Data in this exercise
━━━━
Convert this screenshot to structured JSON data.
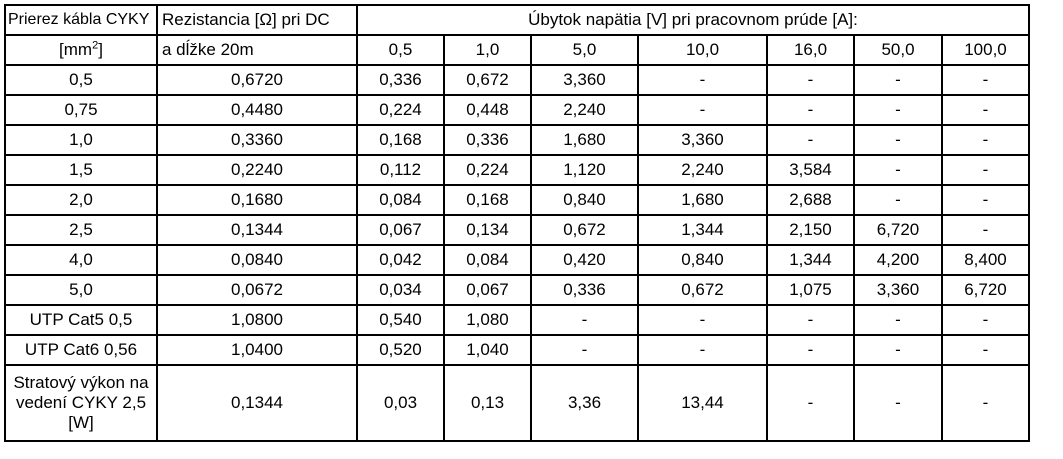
{
  "header": {
    "col1_line1": "Prierez kábla CYKY",
    "col1_line2_prefix": "[mm",
    "col1_line2_sup": "2",
    "col1_line2_suffix": "]",
    "col2_line1": "Rezistancia [Ω] pri DC",
    "col2_line2": "a dĺžke 20m",
    "group_title": "Úbytok napätia [V] pri pracovnom prúde [A]:",
    "currents": [
      "0,5",
      "1,0",
      "5,0",
      "10,0",
      "16,0",
      "50,0",
      "100,0"
    ]
  },
  "rows": [
    {
      "label": "0,5",
      "resistance": "0,6720",
      "values": [
        "0,336",
        "0,672",
        "3,360",
        "-",
        "-",
        "-",
        "-"
      ]
    },
    {
      "label": "0,75",
      "resistance": "0,4480",
      "values": [
        "0,224",
        "0,448",
        "2,240",
        "-",
        "-",
        "-",
        "-"
      ]
    },
    {
      "label": "1,0",
      "resistance": "0,3360",
      "values": [
        "0,168",
        "0,336",
        "1,680",
        "3,360",
        "-",
        "-",
        "-"
      ]
    },
    {
      "label": "1,5",
      "resistance": "0,2240",
      "values": [
        "0,112",
        "0,224",
        "1,120",
        "2,240",
        "3,584",
        "-",
        "-"
      ]
    },
    {
      "label": "2,0",
      "resistance": "0,1680",
      "values": [
        "0,084",
        "0,168",
        "0,840",
        "1,680",
        "2,688",
        "-",
        "-"
      ]
    },
    {
      "label": "2,5",
      "resistance": "0,1344",
      "values": [
        "0,067",
        "0,134",
        "0,672",
        "1,344",
        "2,150",
        "6,720",
        "-"
      ]
    },
    {
      "label": "4,0",
      "resistance": "0,0840",
      "values": [
        "0,042",
        "0,084",
        "0,420",
        "0,840",
        "1,344",
        "4,200",
        "8,400"
      ]
    },
    {
      "label": "5,0",
      "resistance": "0,0672",
      "values": [
        "0,034",
        "0,067",
        "0,336",
        "0,672",
        "1,075",
        "3,360",
        "6,720"
      ]
    },
    {
      "label": "UTP Cat5 0,5",
      "resistance": "1,0800",
      "values": [
        "0,540",
        "1,080",
        "-",
        "-",
        "-",
        "-",
        "-"
      ]
    },
    {
      "label": "UTP Cat6 0,56",
      "resistance": "1,0400",
      "values": [
        "0,520",
        "1,040",
        "-",
        "-",
        "-",
        "-",
        "-"
      ]
    }
  ],
  "last_row": {
    "label": "Stratový výkon na vedení CYKY 2,5 [W]",
    "resistance": "0,1344",
    "values": [
      "0,03",
      "0,13",
      "3,36",
      "13,44",
      "-",
      "-",
      "-"
    ]
  }
}
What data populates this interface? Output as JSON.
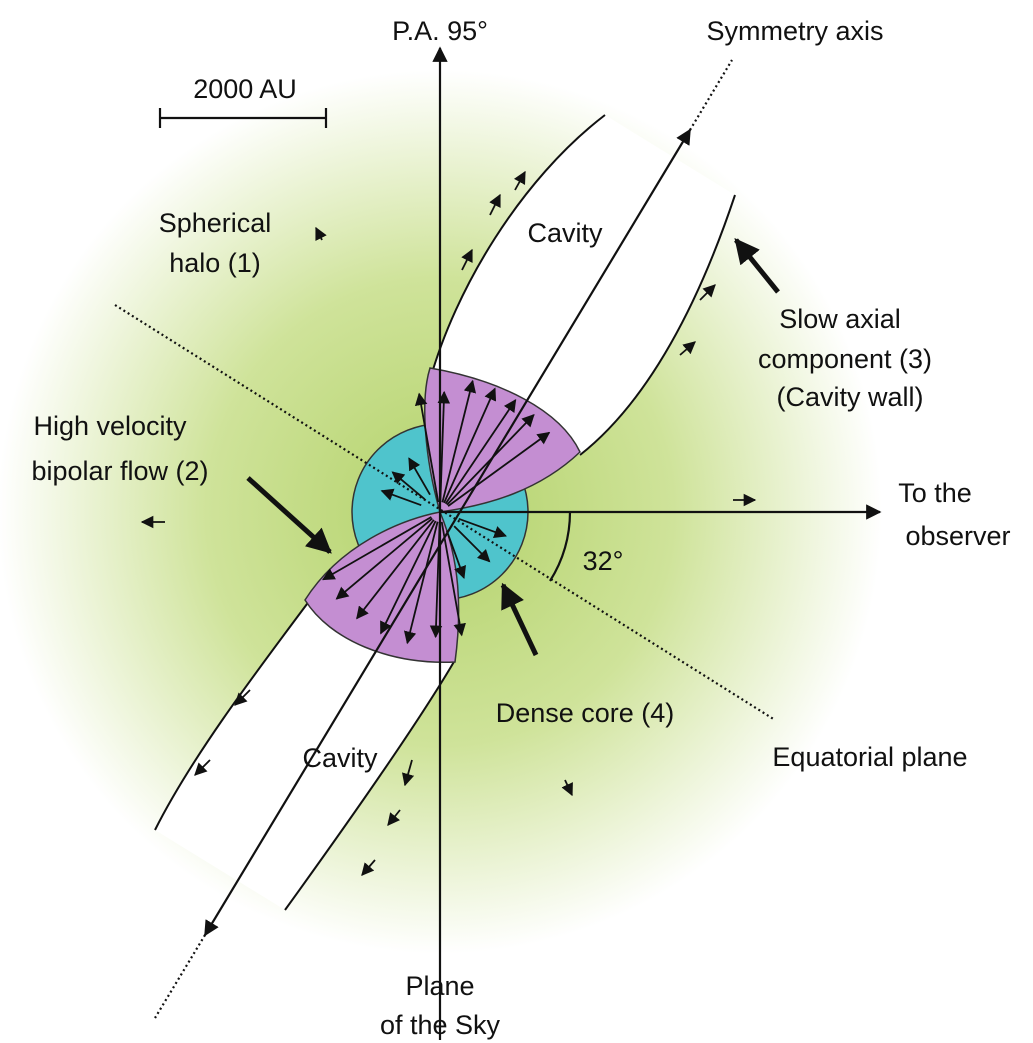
{
  "labels": [
    {
      "lines": [
        "P.A. 95°"
      ]
    },
    {
      "lines": [
        "Symmetry axis"
      ]
    },
    {
      "lines": [
        "2000 AU"
      ]
    },
    {
      "lines": [
        "Spherical",
        "halo (1)"
      ]
    },
    {
      "lines": [
        "Cavity"
      ]
    },
    {
      "lines": [
        "Slow axial",
        "component (3)",
        "(Cavity wall)"
      ]
    },
    {
      "lines": [
        "High velocity",
        "bipolar flow (2)"
      ]
    },
    {
      "lines": [
        "To the",
        "observer"
      ]
    },
    {
      "lines": [
        "32°"
      ]
    },
    {
      "lines": [
        "Dense core (4)"
      ]
    },
    {
      "lines": [
        "Cavity"
      ]
    },
    {
      "lines": [
        "Equatorial plane"
      ]
    },
    {
      "lines": [
        "Plane",
        "of the Sky"
      ]
    }
  ]
}
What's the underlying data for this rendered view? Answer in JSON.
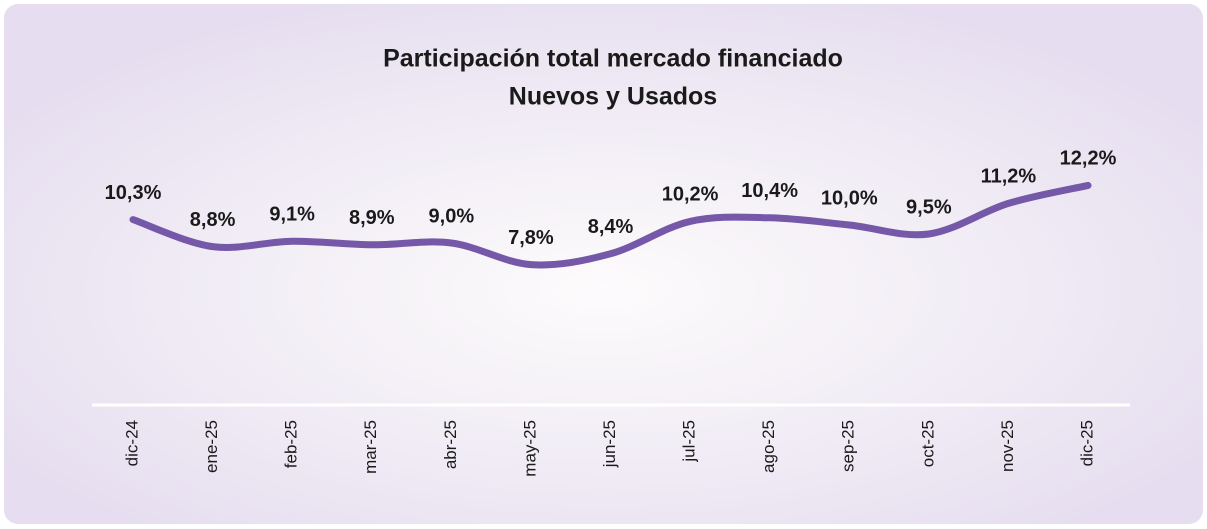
━━━━
Task to carry out
Will you set down the records word for word while leaving out every picture?

Result
Convert this screenshot to structured JSON data.
{
  "header": {
    "col1_line1": "Prierez kábla CYKY",
    "col1_line2_prefix": "[mm",
    "col1_line2_sup": "2",
    "col1_line2_suffix": "]",
    "col2_line1": "Rezistancia [Ω] pri DC",
    "col2_line2": "a dĺžke 20m",
    "group_title": "Úbytok napätia [V] pri pracovnom prúde [A]:",
    "currents": [
      "0,5",
      "1,0",
      "5,0",
      "10,0",
      "16,0",
      "50,0",
      "100,0"
    ]
  },
  "rows": [
    {
      "label": "0,5",
      "resistance": "0,6720",
      "values": [
        "0,336",
        "0,672",
        "3,360",
        "-",
        "-",
        "-",
        "-"
      ]
    },
    {
      "label": "0,75",
      "resistance": "0,4480",
      "values": [
        "0,224",
        "0,448",
        "2,240",
        "-",
        "-",
        "-",
        "-"
      ]
    },
    {
      "label": "1,0",
      "resistance": "0,3360",
      "values": [
        "0,168",
        "0,336",
        "1,680",
        "3,360",
        "-",
        "-",
        "-"
      ]
    },
    {
      "label": "1,5",
      "resistance": "0,2240",
      "values": [
        "0,112",
        "0,224",
        "1,120",
        "2,240",
        "3,584",
        "-",
        "-"
      ]
    },
    {
      "label": "2,0",
      "resistance": "0,1680",
      "values": [
        "0,084",
        "0,168",
        "0,840",
        "1,680",
        "2,688",
        "-",
        "-"
      ]
    },
    {
      "label": "2,5",
      "resistance": "0,1344",
      "values": [
        "0,067",
        "0,134",
        "0,672",
        "1,344",
        "2,150",
        "6,720",
        "-"
      ]
    },
    {
      "label": "4,0",
      "resistance": "0,0840",
      "values": [
        "0,042",
        "0,084",
        "0,420",
        "0,840",
        "1,344",
        "4,200",
        "8,400"
      ]
    },
    {
      "label": "5,0",
      "resistance": "0,0672",
      "values": [
        "0,034",
        "0,067",
        "0,336",
        "0,672",
        "1,075",
        "3,360",
        "6,720"
      ]
    },
    {
      "label": "UTP Cat5 0,5",
      "resistance": "1,0800",
      "values": [
        "0,540",
        "1,080",
        "-",
        "-",
        "-",
        "-",
        "-"
      ]
    },
    {
      "label": "UTP Cat6 0,56",
      "resistance": "1,0400",
      "values": [
        "0,520",
        "1,040",
        "-",
        "-",
        "-",
        "-",
        "-"
      ]
    }
  ],
  "last_row": {
    "label": "Stratový výkon na vedení CYKY 2,5 [W]",
    "resistance": "0,1344",
    "values": [
      "0,03",
      "0,13",
      "3,36",
      "13,44",
      "-",
      "-",
      "-"
    ]
  }
}
What data populates this interface? Output as JSON.
{
  "labels": [
    {
      "lines": [
        "P.A. 95°"
      ]
    },
    {
      "lines": [
        "Symmetry axis"
      ]
    },
    {
      "lines": [
        "2000 AU"
      ]
    },
    {
      "lines": [
        "Spherical",
        "halo (1)"
      ]
    },
    {
      "lines": [
        "Cavity"
      ]
    },
    {
      "lines": [
        "Slow axial",
        "component (3)",
        "(Cavity wall)"
      ]
    },
    {
      "lines": [
        "High velocity",
        "bipolar flow (2)"
      ]
    },
    {
      "lines": [
        "To the",
        "observer"
      ]
    },
    {
      "lines": [
        "32°"
      ]
    },
    {
      "lines": [
        "Dense core (4)"
      ]
    },
    {
      "lines": [
        "Cavity"
      ]
    },
    {
      "lines": [
        "Equatorial plane"
      ]
    },
    {
      "lines": [
        "Plane",
        "of the Sky"
      ]
    }
  ]
}
What's the underlying data for this rendered view? Answer in JSON.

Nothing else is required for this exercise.